- _GOAL_
Wherever the string "Department" appears in the listing, copy that line.

──────────────────────────────

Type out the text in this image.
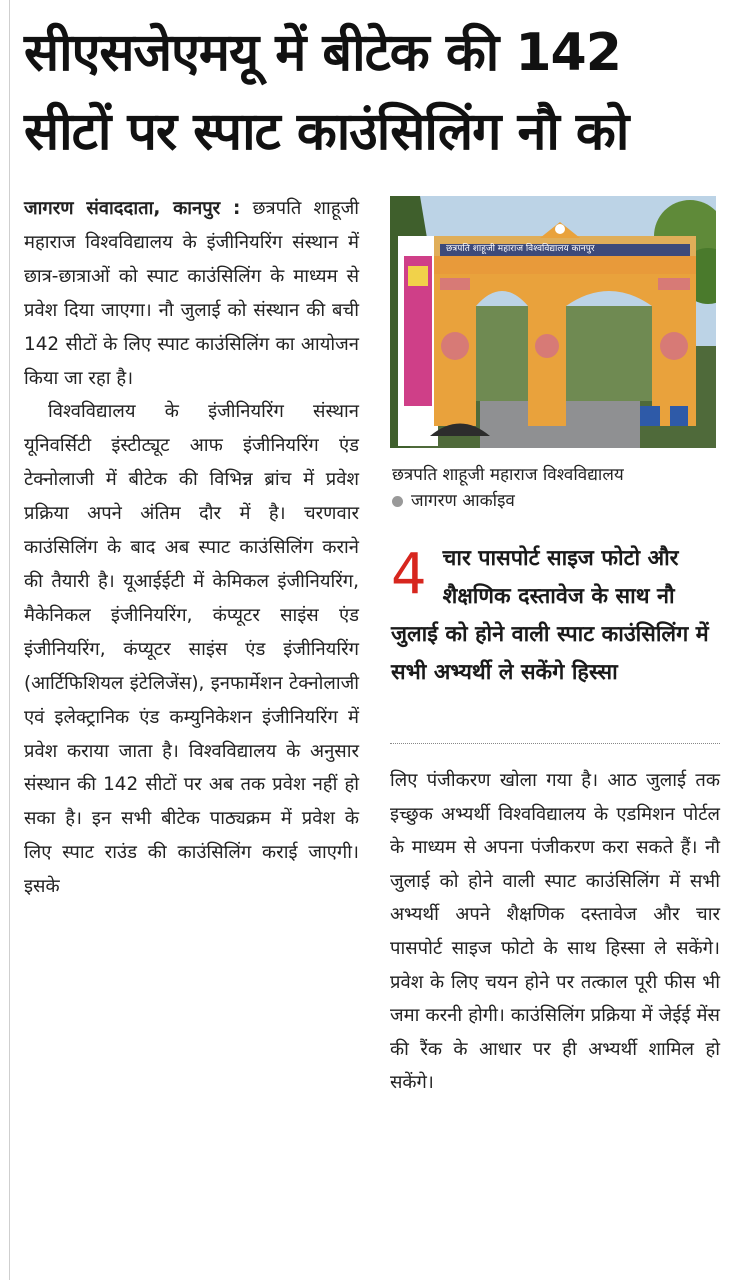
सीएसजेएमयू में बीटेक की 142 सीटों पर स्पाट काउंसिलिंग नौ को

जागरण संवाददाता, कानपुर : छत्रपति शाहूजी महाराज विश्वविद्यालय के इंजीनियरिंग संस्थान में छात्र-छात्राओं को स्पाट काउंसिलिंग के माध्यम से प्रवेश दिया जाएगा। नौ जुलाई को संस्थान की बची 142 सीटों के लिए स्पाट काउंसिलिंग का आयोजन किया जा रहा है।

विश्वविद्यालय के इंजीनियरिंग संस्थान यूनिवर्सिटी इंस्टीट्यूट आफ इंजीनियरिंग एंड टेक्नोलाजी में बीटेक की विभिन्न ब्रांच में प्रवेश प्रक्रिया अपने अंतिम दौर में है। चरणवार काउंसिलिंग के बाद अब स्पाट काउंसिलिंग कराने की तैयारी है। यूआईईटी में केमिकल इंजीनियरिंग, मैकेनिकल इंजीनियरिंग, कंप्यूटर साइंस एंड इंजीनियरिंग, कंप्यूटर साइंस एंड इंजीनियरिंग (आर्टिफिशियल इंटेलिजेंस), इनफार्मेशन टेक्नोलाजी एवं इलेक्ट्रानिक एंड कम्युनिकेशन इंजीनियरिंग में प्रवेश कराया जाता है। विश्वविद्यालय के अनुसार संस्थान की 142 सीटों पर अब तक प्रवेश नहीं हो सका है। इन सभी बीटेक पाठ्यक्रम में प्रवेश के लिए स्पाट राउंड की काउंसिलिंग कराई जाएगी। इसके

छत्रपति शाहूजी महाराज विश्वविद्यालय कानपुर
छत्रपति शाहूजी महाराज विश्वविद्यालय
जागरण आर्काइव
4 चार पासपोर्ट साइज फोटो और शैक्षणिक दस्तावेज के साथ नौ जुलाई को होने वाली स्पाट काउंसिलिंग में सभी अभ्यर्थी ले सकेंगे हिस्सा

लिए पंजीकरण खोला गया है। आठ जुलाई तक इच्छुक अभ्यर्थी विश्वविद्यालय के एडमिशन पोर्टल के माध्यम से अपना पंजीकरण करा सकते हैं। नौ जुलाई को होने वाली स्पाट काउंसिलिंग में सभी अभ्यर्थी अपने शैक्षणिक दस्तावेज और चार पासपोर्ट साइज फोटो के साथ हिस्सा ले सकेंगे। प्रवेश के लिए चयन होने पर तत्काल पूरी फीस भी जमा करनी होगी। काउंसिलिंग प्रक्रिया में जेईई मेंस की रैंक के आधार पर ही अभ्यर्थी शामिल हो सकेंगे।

──────────────────────────────

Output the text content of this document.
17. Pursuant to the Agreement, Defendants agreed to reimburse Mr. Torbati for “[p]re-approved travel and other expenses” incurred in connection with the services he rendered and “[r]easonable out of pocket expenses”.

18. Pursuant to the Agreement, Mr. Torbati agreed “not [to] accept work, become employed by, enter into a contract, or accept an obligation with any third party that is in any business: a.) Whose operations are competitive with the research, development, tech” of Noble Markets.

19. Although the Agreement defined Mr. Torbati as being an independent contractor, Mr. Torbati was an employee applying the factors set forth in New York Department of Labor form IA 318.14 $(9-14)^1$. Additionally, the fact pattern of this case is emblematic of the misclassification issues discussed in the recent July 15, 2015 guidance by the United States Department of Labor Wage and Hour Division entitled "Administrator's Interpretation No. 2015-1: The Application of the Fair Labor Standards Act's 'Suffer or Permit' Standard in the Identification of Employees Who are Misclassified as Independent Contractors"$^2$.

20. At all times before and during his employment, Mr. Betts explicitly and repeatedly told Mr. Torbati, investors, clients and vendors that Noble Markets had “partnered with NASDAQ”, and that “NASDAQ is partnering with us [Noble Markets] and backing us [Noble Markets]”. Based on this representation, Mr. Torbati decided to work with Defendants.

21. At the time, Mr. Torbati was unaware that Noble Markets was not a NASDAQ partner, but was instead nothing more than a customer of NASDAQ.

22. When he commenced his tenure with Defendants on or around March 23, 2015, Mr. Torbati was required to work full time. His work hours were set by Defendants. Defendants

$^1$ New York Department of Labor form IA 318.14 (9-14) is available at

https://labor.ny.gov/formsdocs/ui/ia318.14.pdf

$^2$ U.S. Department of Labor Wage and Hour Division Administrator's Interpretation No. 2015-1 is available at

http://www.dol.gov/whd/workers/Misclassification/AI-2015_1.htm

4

──────────────────────────────

- _FINAL RESULT_
19. Although the Agreement defined Mr. Torbati as being an independent contractor, Mr. Torbati was an employee applying the factors set forth in New York Department of Labor form IA 318.14 $(9-14)^1$. Additionally, the fact pattern of this case is emblematic of the misclassification issues discussed in the recent July 15, 2015 guidance by the United States Department of Labor Wage and Hour Division entitled "Administrator's Interpretation No. 2015-1: The Application of the Fair Labor Standards Act's 'Suffer or Permit' Standard in the Identification of Employees Who are Misclassified as Independent Contractors"$^2$.
$^1$ New York Department of Labor form IA 318.14 (9-14) is available at
$^2$ U.S. Department of Labor Wage and Hour Division Administrator's Interpretation No. 2015-1 is available at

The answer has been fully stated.